• Aim:
Only lines with the string "name" matter here; gather them from the material below.

-=-=-

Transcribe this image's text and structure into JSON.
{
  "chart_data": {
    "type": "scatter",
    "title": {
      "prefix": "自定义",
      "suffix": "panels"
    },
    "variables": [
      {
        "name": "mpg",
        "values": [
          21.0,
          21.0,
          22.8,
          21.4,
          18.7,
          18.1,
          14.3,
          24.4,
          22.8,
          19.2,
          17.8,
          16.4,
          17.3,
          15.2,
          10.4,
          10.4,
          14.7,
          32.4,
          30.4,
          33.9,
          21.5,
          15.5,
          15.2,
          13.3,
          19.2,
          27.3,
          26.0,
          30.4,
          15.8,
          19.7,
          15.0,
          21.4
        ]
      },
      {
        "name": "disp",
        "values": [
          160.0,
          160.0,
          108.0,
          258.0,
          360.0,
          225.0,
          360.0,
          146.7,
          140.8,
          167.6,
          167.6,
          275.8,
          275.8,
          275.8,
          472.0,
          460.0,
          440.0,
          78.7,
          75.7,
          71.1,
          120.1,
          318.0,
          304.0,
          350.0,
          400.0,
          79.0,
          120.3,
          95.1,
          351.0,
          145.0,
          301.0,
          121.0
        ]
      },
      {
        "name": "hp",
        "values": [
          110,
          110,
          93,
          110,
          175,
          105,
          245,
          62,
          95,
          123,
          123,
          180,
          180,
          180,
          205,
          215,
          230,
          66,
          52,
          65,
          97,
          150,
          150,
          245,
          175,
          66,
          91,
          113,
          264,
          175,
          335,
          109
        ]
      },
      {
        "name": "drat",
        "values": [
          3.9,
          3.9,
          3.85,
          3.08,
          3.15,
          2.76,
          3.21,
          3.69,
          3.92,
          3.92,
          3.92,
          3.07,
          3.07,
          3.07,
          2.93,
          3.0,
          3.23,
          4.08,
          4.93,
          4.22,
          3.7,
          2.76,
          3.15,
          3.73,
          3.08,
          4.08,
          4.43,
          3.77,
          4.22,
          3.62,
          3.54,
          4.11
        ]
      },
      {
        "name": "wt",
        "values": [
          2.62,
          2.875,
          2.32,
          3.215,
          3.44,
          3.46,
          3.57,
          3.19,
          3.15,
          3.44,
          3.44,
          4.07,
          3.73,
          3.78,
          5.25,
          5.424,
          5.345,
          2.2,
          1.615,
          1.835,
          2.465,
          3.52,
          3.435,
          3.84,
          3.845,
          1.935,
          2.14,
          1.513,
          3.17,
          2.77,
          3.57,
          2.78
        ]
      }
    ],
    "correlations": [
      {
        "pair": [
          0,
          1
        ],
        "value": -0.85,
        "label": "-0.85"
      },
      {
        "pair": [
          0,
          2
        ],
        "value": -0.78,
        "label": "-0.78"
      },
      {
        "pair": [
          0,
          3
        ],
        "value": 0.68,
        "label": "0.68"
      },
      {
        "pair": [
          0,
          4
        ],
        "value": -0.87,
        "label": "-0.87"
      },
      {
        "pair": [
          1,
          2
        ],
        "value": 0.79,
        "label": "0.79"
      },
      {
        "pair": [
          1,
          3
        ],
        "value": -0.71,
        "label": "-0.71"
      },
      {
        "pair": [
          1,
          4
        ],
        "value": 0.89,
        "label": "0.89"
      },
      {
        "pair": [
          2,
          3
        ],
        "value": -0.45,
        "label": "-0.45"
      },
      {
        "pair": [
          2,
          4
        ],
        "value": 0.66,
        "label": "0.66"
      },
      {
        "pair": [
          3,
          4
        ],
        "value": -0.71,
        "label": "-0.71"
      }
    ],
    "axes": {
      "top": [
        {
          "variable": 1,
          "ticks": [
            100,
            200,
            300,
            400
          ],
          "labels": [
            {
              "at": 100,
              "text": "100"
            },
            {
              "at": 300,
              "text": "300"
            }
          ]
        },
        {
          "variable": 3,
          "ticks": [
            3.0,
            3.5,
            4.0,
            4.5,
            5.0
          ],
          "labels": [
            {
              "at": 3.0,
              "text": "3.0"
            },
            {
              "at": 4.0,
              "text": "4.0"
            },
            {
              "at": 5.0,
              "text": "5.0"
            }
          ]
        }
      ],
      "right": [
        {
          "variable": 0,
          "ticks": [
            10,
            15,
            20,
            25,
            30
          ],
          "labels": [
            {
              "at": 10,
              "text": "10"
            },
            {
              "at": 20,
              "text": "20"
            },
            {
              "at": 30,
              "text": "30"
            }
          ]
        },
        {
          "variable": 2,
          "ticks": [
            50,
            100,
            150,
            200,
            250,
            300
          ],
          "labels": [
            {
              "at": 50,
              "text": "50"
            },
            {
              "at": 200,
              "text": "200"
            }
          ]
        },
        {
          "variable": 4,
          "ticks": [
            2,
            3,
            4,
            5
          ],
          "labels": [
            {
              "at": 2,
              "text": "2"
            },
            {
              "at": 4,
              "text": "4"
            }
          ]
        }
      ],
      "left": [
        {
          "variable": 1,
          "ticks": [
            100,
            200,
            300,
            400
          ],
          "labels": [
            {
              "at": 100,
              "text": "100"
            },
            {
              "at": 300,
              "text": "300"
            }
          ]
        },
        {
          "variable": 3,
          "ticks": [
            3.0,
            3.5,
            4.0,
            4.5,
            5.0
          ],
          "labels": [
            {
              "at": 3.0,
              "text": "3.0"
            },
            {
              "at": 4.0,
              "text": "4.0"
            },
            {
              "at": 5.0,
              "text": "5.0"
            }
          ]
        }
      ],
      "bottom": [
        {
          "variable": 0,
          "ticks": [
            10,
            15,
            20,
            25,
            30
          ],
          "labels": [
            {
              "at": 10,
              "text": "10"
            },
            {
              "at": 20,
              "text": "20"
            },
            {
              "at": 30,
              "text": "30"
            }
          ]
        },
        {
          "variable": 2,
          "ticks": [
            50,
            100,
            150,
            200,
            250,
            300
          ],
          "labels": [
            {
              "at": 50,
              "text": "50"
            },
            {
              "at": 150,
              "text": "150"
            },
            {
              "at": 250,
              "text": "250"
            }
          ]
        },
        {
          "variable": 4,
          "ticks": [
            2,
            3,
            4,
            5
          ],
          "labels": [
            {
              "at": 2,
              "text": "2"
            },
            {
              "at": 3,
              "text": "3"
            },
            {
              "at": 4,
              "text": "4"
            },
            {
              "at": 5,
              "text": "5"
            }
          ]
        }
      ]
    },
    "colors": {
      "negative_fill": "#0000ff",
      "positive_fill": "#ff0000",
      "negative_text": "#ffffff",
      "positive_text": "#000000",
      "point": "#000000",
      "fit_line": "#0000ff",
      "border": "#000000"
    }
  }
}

-=-=-

• Answer to the problem:
        "name": "mpg",
        "name": "disp",
        "name": "hp",
        "name": "drat",
        "name": "wt",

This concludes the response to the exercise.